PROBLEM TO SOLVE. In the text on ochratoxin A (OTA), what limit of detection did the polypyrrole-film voltammetric sensor achieve?

DOCUMENT EXTRACT.
OTA is a mycotoxin produced by Aspergillus and Penicillium fungi that structurally consists of a para-chlorophenols group containing a dihydroisocoumarin moiety. OTA, identified globally in many food items, can have several toxicological effects, such as nephrotoxicity, hepatotoxicity, neurotoxicity, teratogenicity, and immunotoxicity. These are synthesized during the storage of many plant-derived products, including cereals, cereal products, herbs, and spices. Several metabolites associated with OTA have been found, including ochratoxin B, which is the dechloro analog of OTA, and ochratoxin C, which is its ethyl ester. OTA is one of the most commonly found mycotoxin pollutants in human blood samples from the European regions. OTA is not stored or deposited in the body, but its uneven distribution throughout the body can cause significant harm to the kidneys. The toxin was categorized as a 2B carcinogenic chemical, indicating its potential to cause cancer in people [60].
In another study, a voltammetric sensor was developed to measure OTA in food samples. This was achieved using cyclic voltammetry (CV) electropolymerization, where a polypyrrole film was applied onto the surface of a GCE modified with multi-walled carbon nanotubes (MWCNT). The polypyrrole film exhibited selective binding to OTA molecules and enhanced selectivity with an LOD of 1.7 μg/L. The MIP sensor exhibited stability, ease of operation, and repeatability in its response. It has been employed for the analysis of OTA in beer and wine samples as a real sample analysis [43].

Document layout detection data
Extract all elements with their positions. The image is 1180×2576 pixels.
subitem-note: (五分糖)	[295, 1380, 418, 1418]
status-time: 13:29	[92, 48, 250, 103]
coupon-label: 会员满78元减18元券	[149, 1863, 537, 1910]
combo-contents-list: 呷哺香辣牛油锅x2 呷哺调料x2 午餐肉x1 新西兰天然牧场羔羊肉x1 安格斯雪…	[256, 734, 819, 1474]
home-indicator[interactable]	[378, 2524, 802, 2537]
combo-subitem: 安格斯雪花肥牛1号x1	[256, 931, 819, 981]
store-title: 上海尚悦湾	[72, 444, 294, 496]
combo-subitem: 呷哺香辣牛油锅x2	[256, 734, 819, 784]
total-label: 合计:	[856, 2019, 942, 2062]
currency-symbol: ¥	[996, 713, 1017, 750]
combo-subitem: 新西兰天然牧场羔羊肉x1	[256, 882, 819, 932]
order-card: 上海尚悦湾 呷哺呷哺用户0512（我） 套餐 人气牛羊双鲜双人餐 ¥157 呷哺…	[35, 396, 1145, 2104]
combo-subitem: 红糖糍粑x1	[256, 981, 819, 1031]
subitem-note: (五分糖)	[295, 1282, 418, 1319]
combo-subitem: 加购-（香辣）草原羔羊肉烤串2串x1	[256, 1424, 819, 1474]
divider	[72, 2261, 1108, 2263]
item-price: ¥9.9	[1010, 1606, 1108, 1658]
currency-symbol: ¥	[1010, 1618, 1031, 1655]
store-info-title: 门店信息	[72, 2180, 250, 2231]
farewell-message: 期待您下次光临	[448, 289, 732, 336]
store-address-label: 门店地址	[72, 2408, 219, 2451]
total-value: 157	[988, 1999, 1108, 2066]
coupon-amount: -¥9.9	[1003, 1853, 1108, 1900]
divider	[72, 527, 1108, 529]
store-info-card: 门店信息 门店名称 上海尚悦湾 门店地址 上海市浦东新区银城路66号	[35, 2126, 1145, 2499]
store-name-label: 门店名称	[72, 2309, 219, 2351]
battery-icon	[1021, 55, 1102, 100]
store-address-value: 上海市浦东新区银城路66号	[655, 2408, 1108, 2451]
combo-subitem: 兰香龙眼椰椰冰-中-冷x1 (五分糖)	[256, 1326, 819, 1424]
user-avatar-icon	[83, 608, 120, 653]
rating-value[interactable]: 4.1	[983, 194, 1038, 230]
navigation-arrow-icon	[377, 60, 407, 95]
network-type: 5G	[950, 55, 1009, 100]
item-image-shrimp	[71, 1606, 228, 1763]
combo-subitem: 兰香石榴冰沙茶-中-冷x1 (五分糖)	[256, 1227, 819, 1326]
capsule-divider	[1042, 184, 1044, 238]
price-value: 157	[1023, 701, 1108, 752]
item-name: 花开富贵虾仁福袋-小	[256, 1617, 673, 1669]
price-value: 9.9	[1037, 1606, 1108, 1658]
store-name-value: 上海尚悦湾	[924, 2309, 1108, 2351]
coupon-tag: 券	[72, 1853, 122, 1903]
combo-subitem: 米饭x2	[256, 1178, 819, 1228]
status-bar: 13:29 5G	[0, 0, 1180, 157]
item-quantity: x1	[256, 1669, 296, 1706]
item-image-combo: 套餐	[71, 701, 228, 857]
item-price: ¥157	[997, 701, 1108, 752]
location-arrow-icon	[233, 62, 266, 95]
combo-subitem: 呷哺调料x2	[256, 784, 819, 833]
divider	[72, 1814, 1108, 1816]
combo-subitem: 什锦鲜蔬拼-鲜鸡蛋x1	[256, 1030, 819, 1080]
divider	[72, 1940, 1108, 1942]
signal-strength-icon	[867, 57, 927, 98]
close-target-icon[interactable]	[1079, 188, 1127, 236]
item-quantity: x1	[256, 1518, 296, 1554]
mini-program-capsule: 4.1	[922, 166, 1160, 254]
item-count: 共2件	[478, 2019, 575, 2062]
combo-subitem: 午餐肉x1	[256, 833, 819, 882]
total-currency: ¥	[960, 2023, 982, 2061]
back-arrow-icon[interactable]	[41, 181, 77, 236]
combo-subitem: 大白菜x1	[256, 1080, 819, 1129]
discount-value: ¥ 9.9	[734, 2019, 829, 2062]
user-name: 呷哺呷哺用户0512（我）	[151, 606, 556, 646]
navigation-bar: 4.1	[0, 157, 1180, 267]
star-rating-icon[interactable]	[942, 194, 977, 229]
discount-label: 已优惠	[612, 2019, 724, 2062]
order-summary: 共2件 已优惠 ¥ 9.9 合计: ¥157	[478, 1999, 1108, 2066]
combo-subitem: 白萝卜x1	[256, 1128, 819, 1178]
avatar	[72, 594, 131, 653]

FINISHED EXERCISE. 1.7 μg/L